**DATA EXTRACT**
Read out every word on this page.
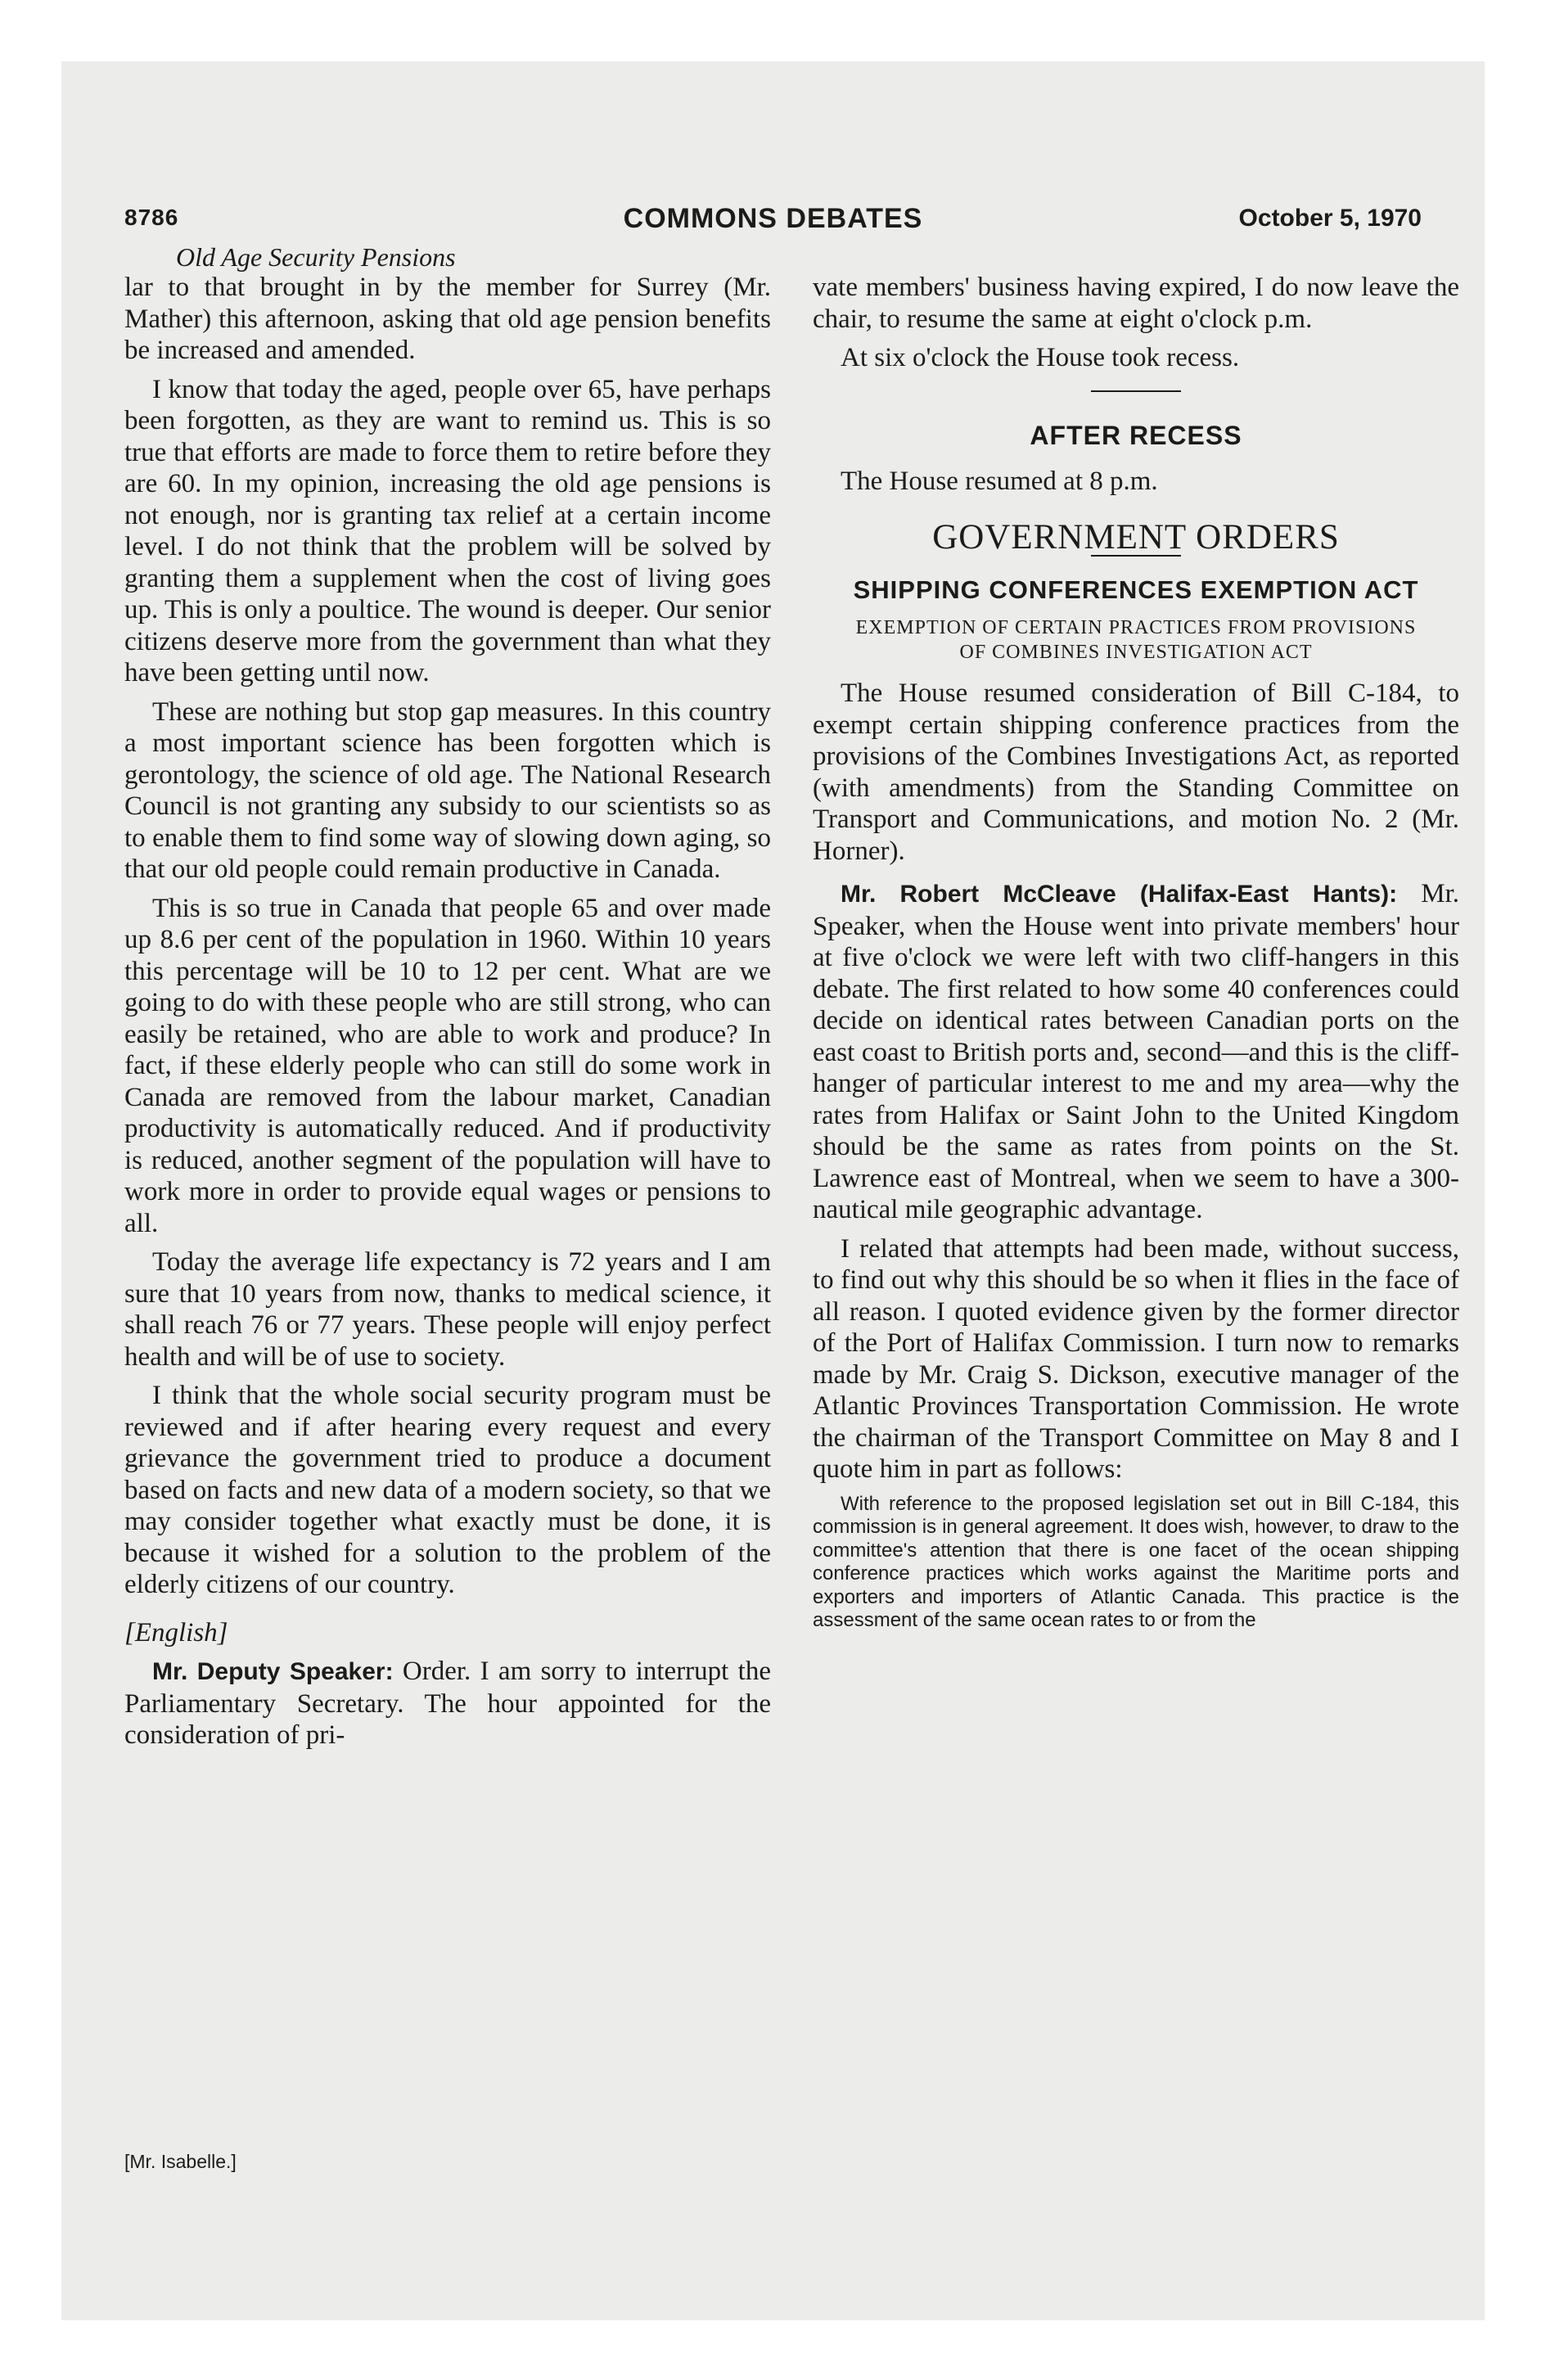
8786	COMMONS DEBATES	October 5, 1970
Old Age Security Pensions

lar to that brought in by the member for Surrey (Mr. Mather) this afternoon, asking that old age pension benefits be increased and amended.

I know that today the aged, people over 65, have perhaps been forgotten, as they are want to remind us. This is so true that efforts are made to force them to retire before they are 60. In my opinion, increasing the old age pensions is not enough, nor is granting tax relief at a certain income level. I do not think that the problem will be solved by granting them a supplement when the cost of living goes up. This is only a poultice. The wound is deeper. Our senior citizens deserve more from the government than what they have been getting until now.

These are nothing but stop gap measures. In this country a most important science has been forgotten which is gerontology, the science of old age. The National Research Council is not granting any subsidy to our scientists so as to enable them to find some way of slowing down aging, so that our old people could remain productive in Canada.

This is so true in Canada that people 65 and over made up 8.6 per cent of the population in 1960. Within 10 years this percentage will be 10 to 12 per cent. What are we going to do with these people who are still strong, who can easily be retained, who are able to work and produce? In fact, if these elderly people who can still do some work in Canada are removed from the labour market, Canadian productivity is automatically reduced. And if productivity is reduced, another segment of the population will have to work more in order to provide equal wages or pensions to all.

Today the average life expectancy is 72 years and I am sure that 10 years from now, thanks to medical science, it shall reach 76 or 77 years. These people will enjoy perfect health and will be of use to society.

I think that the whole social security program must be reviewed and if after hearing every request and every grievance the government tried to produce a document based on facts and new data of a modern society, so that we may consider together what exactly must be done, it is because it wished for a solution to the problem of the elderly citizens of our country.

[English]

Mr. Deputy Speaker: Order. I am sorry to interrupt the Parliamentary Secretary. The hour appointed for the consideration of pri-

vate members' business having expired, I do now leave the chair, to resume the same at eight o'clock p.m.

At six o'clock the House took recess.

AFTER RECESS

The House resumed at 8 p.m.

GOVERNMENT ORDERS

SHIPPING CONFERENCES EXEMPTION ACT

EXEMPTION OF CERTAIN PRACTICES FROM PROVISIONS OF COMBINES INVESTIGATION ACT

The House resumed consideration of Bill C-184, to exempt certain shipping conference practices from the provisions of the Combines Investigations Act, as reported (with amendments) from the Standing Committee on Transport and Communications, and motion No. 2 (Mr. Horner).

Mr. Robert McCleave (Halifax-East Hants): Mr. Speaker, when the House went into private members' hour at five o'clock we were left with two cliff-hangers in this debate. The first related to how some 40 conferences could decide on identical rates between Canadian ports on the east coast to British ports and, second—and this is the cliff-hanger of particular interest to me and my area—why the rates from Halifax or Saint John to the United Kingdom should be the same as rates from points on the St. Lawrence east of Montreal, when we seem to have a 300-nautical mile geographic advantage.

I related that attempts had been made, without success, to find out why this should be so when it flies in the face of all reason. I quoted evidence given by the former director of the Port of Halifax Commission. I turn now to remarks made by Mr. Craig S. Dickson, executive manager of the Atlantic Provinces Transportation Commission. He wrote the chairman of the Transport Committee on May 8 and I quote him in part as follows:

With reference to the proposed legislation set out in Bill C-184, this commission is in general agreement. It does wish, however, to draw to the committee's attention that there is one facet of the ocean shipping conference practices which works against the Maritime ports and exporters and importers of Atlantic Canada. This practice is the assessment of the same ocean rates to or from the

[Mr. Isabelle.]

**PROBLEM DETAILS**
Your copy should match the records word for word, with the pictures removed.

**THE COMPLETED TASK**
Read out every word on this page.
8786	COMMONS DEBATES	October 5, 1970
Old Age Security Pensions

lar to that brought in by the member for Surrey (Mr. Mather) this afternoon, asking that old age pension benefits be increased and amended.

I know that today the aged, people over 65, have perhaps been forgotten, as they are want to remind us. This is so true that efforts are made to force them to retire before they are 60. In my opinion, increasing the old age pensions is not enough, nor is granting tax relief at a certain income level. I do not think that the problem will be solved by granting them a supplement when the cost of living goes up. This is only a poultice. The wound is deeper. Our senior citizens deserve more from the government than what they have been getting until now.

These are nothing but stop gap measures. In this country a most important science has been forgotten which is gerontology, the science of old age. The National Research Council is not granting any subsidy to our scientists so as to enable them to find some way of slowing down aging, so that our old people could remain productive in Canada.

This is so true in Canada that people 65 and over made up 8.6 per cent of the population in 1960. Within 10 years this percentage will be 10 to 12 per cent. What are we going to do with these people who are still strong, who can easily be retained, who are able to work and produce? In fact, if these elderly people who can still do some work in Canada are removed from the labour market, Canadian productivity is automatically reduced. And if productivity is reduced, another segment of the population will have to work more in order to provide equal wages or pensions to all.

Today the average life expectancy is 72 years and I am sure that 10 years from now, thanks to medical science, it shall reach 76 or 77 years. These people will enjoy perfect health and will be of use to society.

I think that the whole social security program must be reviewed and if after hearing every request and every grievance the government tried to produce a document based on facts and new data of a modern society, so that we may consider together what exactly must be done, it is because it wished for a solution to the problem of the elderly citizens of our country.

[English]

Mr. Deputy Speaker: Order. I am sorry to interrupt the Parliamentary Secretary. The hour appointed for the consideration of pri-

vate members' business having expired, I do now leave the chair, to resume the same at eight o'clock p.m.

At six o'clock the House took recess.

AFTER RECESS

The House resumed at 8 p.m.

GOVERNMENT ORDERS

SHIPPING CONFERENCES EXEMPTION ACT

EXEMPTION OF CERTAIN PRACTICES FROM PROVISIONS OF COMBINES INVESTIGATION ACT

The House resumed consideration of Bill C-184, to exempt certain shipping conference practices from the provisions of the Combines Investigations Act, as reported (with amendments) from the Standing Committee on Transport and Communications, and motion No. 2 (Mr. Horner).

Mr. Robert McCleave (Halifax-East Hants): Mr. Speaker, when the House went into private members' hour at five o'clock we were left with two cliff-hangers in this debate. The first related to how some 40 conferences could decide on identical rates between Canadian ports on the east coast to British ports and, second—and this is the cliff-hanger of particular interest to me and my area—why the rates from Halifax or Saint John to the United Kingdom should be the same as rates from points on the St. Lawrence east of Montreal, when we seem to have a 300-nautical mile geographic advantage.

I related that attempts had been made, without success, to find out why this should be so when it flies in the face of all reason. I quoted evidence given by the former director of the Port of Halifax Commission. I turn now to remarks made by Mr. Craig S. Dickson, executive manager of the Atlantic Provinces Transportation Commission. He wrote the chairman of the Transport Committee on May 8 and I quote him in part as follows:

With reference to the proposed legislation set out in Bill C-184, this commission is in general agreement. It does wish, however, to draw to the committee's attention that there is one facet of the ocean shipping conference practices which works against the Maritime ports and exporters and importers of Atlantic Canada. This practice is the assessment of the same ocean rates to or from the

[Mr. Isabelle.]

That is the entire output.